Answer with one number: the count of lines in this material that hold the word "esetben".

Data to process:
☆ ☆ ☆ ☆ ☆ ☆ ☆

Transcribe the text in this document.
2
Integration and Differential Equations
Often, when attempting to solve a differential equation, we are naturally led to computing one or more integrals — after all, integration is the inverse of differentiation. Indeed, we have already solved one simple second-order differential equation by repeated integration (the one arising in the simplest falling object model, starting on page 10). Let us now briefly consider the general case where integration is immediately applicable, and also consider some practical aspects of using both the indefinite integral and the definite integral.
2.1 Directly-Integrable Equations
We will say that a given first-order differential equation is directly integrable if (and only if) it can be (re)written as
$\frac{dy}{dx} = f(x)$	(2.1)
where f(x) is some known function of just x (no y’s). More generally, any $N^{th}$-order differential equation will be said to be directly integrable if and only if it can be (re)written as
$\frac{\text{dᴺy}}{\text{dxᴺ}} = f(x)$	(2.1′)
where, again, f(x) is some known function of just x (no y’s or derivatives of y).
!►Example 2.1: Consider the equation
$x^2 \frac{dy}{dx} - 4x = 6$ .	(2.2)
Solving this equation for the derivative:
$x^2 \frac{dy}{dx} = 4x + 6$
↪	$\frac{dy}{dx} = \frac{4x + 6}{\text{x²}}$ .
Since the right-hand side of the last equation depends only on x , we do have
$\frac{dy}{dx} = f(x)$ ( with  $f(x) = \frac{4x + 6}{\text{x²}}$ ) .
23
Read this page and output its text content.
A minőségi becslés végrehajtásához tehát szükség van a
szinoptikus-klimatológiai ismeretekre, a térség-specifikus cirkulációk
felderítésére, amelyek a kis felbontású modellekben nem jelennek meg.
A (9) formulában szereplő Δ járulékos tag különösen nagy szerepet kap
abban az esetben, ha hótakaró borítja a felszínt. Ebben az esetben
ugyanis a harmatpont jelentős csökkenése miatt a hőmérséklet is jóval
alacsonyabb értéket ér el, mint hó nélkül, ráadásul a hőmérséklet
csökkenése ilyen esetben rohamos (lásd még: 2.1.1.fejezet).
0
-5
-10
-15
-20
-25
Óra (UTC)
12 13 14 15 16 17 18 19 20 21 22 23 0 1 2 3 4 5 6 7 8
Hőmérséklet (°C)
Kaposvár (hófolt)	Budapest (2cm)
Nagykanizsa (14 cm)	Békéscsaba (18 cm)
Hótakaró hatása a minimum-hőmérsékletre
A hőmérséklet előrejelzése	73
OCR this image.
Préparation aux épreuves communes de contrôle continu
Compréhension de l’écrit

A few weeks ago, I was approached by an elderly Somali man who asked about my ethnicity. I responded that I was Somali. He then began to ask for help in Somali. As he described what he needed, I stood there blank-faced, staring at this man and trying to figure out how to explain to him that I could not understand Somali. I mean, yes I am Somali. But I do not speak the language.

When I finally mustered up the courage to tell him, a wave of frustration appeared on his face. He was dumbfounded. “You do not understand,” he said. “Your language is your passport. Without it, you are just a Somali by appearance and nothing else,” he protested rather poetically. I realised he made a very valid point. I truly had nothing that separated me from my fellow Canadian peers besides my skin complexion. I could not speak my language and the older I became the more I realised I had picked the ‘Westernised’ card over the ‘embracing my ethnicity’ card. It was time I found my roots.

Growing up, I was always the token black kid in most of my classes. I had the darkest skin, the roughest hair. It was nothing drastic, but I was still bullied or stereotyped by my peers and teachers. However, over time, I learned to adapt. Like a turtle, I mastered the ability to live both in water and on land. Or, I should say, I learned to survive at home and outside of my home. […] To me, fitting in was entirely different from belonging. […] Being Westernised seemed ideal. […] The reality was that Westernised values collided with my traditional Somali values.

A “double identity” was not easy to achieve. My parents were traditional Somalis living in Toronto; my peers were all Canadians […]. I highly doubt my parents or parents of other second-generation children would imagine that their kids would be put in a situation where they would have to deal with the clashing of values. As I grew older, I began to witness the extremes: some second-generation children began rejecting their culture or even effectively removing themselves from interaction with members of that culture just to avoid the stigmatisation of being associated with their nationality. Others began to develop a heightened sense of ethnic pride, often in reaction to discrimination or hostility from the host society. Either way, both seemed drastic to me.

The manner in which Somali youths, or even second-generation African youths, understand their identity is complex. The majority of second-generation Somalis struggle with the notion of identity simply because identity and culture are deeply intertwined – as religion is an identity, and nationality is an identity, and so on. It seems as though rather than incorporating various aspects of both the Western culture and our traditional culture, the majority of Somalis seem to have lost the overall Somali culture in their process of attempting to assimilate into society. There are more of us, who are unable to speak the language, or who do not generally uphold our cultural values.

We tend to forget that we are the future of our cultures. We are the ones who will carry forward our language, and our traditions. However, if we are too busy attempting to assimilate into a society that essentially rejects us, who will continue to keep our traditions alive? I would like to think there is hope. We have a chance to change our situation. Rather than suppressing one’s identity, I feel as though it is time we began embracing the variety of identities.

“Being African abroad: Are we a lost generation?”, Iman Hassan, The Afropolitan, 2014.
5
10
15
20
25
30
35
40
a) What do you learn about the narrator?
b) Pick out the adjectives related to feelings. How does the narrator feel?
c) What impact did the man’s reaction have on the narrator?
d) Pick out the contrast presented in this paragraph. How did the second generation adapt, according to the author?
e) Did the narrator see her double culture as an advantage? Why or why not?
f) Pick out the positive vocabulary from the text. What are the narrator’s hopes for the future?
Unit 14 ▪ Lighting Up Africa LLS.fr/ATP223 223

☆ ☆ ☆ ☆ ☆ ☆ ☆

Result for this exercise:
2